• [Short problem]: Read the lines below and count those that have the word "有効期限". Respond with the number only.

-- start of Available data --

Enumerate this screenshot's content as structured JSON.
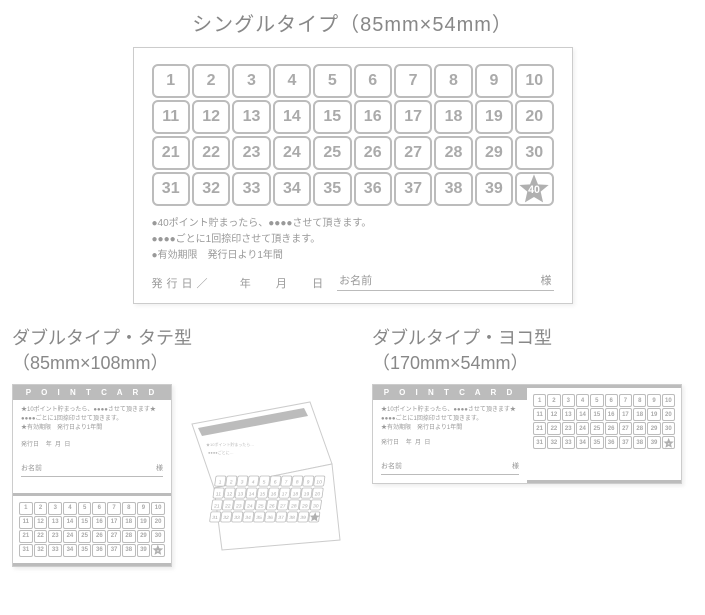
{
  "titles": {
    "single": "シングルタイプ（85mm×54mm）",
    "double_v": "ダブルタイプ・タテ型",
    "double_v_dim": "（85mm×108mm）",
    "double_h": "ダブルタイプ・ヨコ型",
    "double_h_dim": "（170mm×54mm）"
  },
  "point_card_header": "P O I N T   C A R D",
  "numbers": [
    "1",
    "2",
    "3",
    "4",
    "5",
    "6",
    "7",
    "8",
    "9",
    "10",
    "11",
    "12",
    "13",
    "14",
    "15",
    "16",
    "17",
    "18",
    "19",
    "20",
    "21",
    "22",
    "23",
    "24",
    "25",
    "26",
    "27",
    "28",
    "29",
    "30",
    "31",
    "32",
    "33",
    "34",
    "35",
    "36",
    "37",
    "38",
    "39",
    "40"
  ],
  "star_index": 39,
  "notes": {
    "line1": "●40ポイント貯まったら、●●●●させて頂きます。",
    "line2": "●●●●ごとに1回捺印させて頂きます。",
    "line3": "●有効期限　発行日より1年間"
  },
  "mini_note": "★10ポイント貯まったら、●●●●させて頂きます★",
  "mini_sub1": "●●●●ごとに1回捺印させて頂きます。",
  "mini_sub2": "★有効期限　発行日より1年間",
  "footer": {
    "issue_label": "発行日",
    "slash": "／",
    "year": "年",
    "month": "月",
    "day": "日",
    "name_label": "お名前",
    "sama": "様"
  },
  "colors": {
    "text": "#888888",
    "muted": "#aaaaaa",
    "border": "#bcbcbc",
    "line": "#bbbbbb",
    "star": "#b0b0b0",
    "bg": "#ffffff"
  }
}
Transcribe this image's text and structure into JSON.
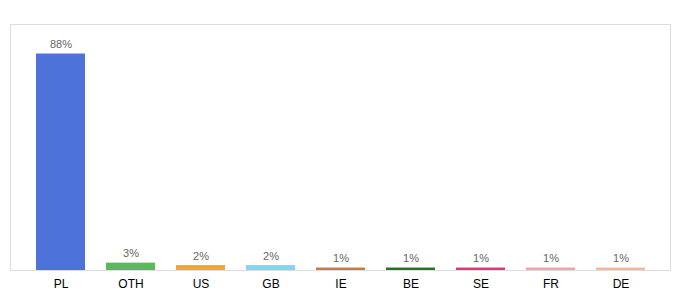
{
  "chart_data": {
    "type": "bar",
    "categories": [
      "PL",
      "OTH",
      "US",
      "GB",
      "IE",
      "BE",
      "SE",
      "FR",
      "DE"
    ],
    "values": [
      88,
      3,
      2,
      2,
      1,
      1,
      1,
      1,
      1
    ],
    "value_labels": [
      "88%",
      "3%",
      "2%",
      "2%",
      "1%",
      "1%",
      "1%",
      "1%",
      "1%"
    ],
    "colors": [
      "#4d72d9",
      "#5cb85c",
      "#f0a830",
      "#7dd8f0",
      "#c87941",
      "#2d6e2d",
      "#e0357a",
      "#f4a0b0",
      "#f0b8a0"
    ],
    "ylim": [
      0,
      100
    ],
    "data_labels": true,
    "tick_labels": "x",
    "grid": false
  }
}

-- end of Available data --

• [Response for this exercise]: 2